- _PROVIDED MATERIAL_:
-- begin --

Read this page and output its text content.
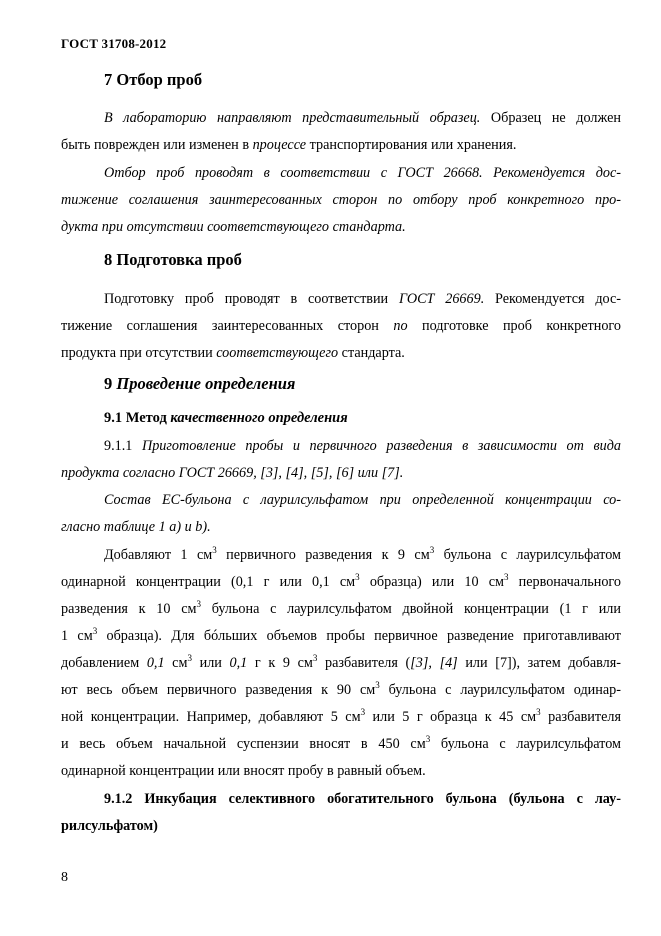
ГОСТ 31708-2012
7 Отбор проб
В лабораторию направляют представительный образец. Образец не должен
быть поврежден или изменен в процессе транспортирования или хранения.
Отбор проб проводят в соответствии с ГОСТ 26668. Рекомендуется дос-
тижение соглашения заинтересованных сторон по отбору проб конкретного про-
дукта при отсутствии соответствующего стандарта.
8 Подготовка проб
Подготовку проб проводят в соответствии ГОСТ 26669. Рекомендуется дос-
тижение соглашения заинтересованных сторон по подготовке проб конкретного
продукта при отсутствии соответствующего стандарта.
9 Проведение определения
9.1 Метод качественного определения
9.1.1 Приготовление пробы и первичного разведения в зависимости от вида
продукта согласно ГОСТ 26669, [3], [4], [5], [6] или [7].
Состав EC-бульона с лаурилсульфатом при определенной концентрации со-
гласно таблице 1 а) и b).
Добавляют 1 $см^3$ первичного разведения к 9 $см^3$ бульона с лаурилсульфатом
одинарной концентрации (0,1 г или 0,1 $см^3$ образца) или 10 $см^3$ первоначального
разведения к 10 $см^3$ бульона с лаурилсульфатом двойной концентрации (1 г или
1 $см^3$ образца). Для бóльших объемов пробы первичное разведение приготавливают
добавлением 0,1 $см^3$ или 0,1 г к 9 $см^3$ разбавителя ([3], [4] или [7]), затем добавля-
ют весь объем первичного разведения к 90 $см^3$ бульона с лаурилсульфатом одинар-
ной концентрации. Например, добавляют 5 $см^3$ или 5 г образца к 45 $см^3$ разбавителя
и весь объем начальной суспензии вносят в 450 $см^3$ бульона с лаурилсульфатом
одинарной концентрации или вносят пробу в равный объем.
9.1.2 Инкубация селективного обогатительного бульона (бульона с лау-
рилсульфатом)
8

-- end --

- _STATED PROBLEM_:
Look through the entries above for the word "Рекомендуется". Copy every line where it shows up.

- _CORRECT ANSWER_:
Отбор проб проводят в соответствии с ГОСТ 26668. Рекомендуется дос-
Подготовку проб проводят в соответствии ГОСТ 26669. Рекомендуется дос-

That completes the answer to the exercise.